### PROBLEM REQUIREMENTS
Gather, from the data below, each line in which the word "protegen" occurs.

### MATERIAL SHOWN
......
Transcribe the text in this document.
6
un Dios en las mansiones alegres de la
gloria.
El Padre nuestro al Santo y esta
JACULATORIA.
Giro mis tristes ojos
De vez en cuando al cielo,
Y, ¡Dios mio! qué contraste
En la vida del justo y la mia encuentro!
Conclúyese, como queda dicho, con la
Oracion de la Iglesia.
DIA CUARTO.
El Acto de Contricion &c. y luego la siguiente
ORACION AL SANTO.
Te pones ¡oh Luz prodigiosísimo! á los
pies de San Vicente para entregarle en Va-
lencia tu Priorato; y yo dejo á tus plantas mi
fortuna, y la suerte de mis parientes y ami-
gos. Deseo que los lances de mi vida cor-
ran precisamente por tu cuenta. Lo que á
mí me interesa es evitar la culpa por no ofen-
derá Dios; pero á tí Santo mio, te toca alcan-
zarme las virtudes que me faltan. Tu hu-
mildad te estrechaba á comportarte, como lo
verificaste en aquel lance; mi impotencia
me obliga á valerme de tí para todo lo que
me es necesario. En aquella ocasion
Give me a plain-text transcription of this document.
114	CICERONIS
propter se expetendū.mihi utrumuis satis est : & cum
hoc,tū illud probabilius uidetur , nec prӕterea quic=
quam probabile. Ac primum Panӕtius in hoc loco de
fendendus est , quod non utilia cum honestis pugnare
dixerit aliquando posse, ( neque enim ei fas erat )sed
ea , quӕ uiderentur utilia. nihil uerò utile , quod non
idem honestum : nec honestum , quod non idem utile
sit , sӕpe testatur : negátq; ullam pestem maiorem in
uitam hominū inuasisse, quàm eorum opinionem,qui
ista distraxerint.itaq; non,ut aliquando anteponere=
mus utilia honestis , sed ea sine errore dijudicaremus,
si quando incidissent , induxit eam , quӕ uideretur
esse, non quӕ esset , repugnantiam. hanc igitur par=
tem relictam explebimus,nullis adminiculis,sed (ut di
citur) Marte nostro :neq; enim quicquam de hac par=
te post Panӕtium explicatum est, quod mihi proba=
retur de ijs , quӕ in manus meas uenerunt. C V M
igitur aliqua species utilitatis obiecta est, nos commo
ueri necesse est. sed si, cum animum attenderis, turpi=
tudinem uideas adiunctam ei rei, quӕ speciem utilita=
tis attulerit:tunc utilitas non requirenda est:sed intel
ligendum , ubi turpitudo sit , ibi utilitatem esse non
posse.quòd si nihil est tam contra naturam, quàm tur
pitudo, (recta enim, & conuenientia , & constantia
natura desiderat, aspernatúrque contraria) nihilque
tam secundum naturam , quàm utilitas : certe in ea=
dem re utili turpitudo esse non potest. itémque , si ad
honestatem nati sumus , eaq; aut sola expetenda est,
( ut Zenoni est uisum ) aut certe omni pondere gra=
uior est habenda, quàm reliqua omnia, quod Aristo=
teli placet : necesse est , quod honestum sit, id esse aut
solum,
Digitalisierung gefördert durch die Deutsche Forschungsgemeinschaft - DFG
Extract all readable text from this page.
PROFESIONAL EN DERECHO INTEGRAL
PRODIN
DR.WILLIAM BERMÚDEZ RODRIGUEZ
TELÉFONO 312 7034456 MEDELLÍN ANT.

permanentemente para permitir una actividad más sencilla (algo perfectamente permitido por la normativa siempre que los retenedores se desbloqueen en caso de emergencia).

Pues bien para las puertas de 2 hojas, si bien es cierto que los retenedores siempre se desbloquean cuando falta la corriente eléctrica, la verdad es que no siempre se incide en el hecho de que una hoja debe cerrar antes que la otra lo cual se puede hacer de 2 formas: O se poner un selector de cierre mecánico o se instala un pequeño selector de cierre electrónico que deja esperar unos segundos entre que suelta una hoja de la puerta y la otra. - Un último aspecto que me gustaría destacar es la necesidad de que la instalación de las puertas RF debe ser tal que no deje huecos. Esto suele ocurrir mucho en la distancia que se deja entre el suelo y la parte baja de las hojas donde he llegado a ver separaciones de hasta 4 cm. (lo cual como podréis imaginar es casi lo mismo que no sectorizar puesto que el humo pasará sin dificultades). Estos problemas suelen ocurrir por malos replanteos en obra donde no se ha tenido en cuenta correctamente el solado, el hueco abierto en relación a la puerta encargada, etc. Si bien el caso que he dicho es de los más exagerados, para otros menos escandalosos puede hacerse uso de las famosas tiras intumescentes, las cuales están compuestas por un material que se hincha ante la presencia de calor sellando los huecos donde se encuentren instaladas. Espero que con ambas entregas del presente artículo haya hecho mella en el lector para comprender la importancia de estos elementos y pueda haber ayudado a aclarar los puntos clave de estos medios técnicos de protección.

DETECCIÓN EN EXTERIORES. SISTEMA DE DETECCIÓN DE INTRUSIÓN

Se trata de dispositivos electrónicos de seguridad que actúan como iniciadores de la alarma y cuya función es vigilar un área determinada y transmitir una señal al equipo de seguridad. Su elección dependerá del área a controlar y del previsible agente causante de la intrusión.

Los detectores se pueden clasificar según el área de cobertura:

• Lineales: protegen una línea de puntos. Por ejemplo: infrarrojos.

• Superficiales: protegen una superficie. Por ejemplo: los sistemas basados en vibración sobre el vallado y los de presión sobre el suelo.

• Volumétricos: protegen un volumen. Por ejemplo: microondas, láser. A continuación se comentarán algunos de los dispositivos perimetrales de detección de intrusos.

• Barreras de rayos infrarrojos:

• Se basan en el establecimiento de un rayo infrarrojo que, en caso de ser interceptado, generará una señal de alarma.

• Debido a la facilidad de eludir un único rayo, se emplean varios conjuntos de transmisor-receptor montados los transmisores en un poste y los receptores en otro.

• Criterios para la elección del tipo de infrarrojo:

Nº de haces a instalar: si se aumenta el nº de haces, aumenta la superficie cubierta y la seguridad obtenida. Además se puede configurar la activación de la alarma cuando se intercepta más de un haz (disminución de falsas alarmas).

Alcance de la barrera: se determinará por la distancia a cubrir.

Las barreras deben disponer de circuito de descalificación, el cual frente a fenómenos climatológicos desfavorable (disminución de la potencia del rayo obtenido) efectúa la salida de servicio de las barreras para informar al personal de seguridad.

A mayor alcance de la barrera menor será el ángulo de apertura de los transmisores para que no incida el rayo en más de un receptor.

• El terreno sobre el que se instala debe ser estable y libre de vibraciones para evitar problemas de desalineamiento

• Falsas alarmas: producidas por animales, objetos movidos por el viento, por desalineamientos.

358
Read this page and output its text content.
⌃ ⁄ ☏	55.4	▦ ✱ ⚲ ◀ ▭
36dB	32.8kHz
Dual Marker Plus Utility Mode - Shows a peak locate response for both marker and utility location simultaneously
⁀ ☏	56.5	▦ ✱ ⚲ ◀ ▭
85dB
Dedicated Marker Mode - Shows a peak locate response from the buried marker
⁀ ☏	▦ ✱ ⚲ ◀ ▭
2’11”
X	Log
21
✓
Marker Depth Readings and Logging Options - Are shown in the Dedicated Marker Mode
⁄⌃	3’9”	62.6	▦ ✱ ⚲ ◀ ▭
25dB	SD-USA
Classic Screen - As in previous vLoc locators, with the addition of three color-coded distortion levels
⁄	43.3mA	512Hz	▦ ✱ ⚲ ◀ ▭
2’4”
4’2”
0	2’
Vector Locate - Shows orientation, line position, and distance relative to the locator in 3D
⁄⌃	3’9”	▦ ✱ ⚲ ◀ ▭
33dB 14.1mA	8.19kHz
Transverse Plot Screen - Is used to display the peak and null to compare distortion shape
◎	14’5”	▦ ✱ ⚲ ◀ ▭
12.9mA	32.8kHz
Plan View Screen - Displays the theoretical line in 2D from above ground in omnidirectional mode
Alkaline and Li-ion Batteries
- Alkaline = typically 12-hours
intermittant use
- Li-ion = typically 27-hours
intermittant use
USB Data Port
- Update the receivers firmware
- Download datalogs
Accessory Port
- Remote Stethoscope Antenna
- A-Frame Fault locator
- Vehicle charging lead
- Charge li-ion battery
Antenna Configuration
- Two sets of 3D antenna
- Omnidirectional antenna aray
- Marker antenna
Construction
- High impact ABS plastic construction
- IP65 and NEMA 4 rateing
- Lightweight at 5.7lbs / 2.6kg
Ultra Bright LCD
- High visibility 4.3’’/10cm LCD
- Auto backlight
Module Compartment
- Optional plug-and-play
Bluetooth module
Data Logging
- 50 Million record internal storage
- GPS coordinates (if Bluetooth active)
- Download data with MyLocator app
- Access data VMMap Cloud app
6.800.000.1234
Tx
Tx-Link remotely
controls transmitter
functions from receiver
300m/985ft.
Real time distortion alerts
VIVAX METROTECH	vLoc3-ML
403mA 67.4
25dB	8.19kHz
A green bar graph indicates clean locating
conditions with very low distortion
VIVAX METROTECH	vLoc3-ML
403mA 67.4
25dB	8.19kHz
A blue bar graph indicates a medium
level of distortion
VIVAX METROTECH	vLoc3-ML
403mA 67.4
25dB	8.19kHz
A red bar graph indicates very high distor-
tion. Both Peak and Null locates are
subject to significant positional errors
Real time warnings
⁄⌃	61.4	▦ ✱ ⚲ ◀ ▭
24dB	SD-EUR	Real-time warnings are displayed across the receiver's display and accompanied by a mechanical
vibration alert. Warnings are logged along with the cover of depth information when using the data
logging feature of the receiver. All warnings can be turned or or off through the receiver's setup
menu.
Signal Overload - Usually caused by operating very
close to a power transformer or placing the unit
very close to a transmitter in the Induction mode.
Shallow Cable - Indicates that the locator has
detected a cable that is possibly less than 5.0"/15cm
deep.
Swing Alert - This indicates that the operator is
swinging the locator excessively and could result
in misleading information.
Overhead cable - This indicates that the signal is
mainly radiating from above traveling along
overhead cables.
......
### COMPLETE ANSWER
• Lineales: protegen una línea de puntos. Por ejemplo: infrarrojos.
• Superficiales: protegen una superficie. Por ejemplo: los sistemas basados en vibración sobre el vallado y los de presión sobre el suelo.
• Volumétricos: protegen un volumen. Por ejemplo: microondas, láser. A continuación se comentarán algunos de los dispositivos perimetrales de detección de intrusos.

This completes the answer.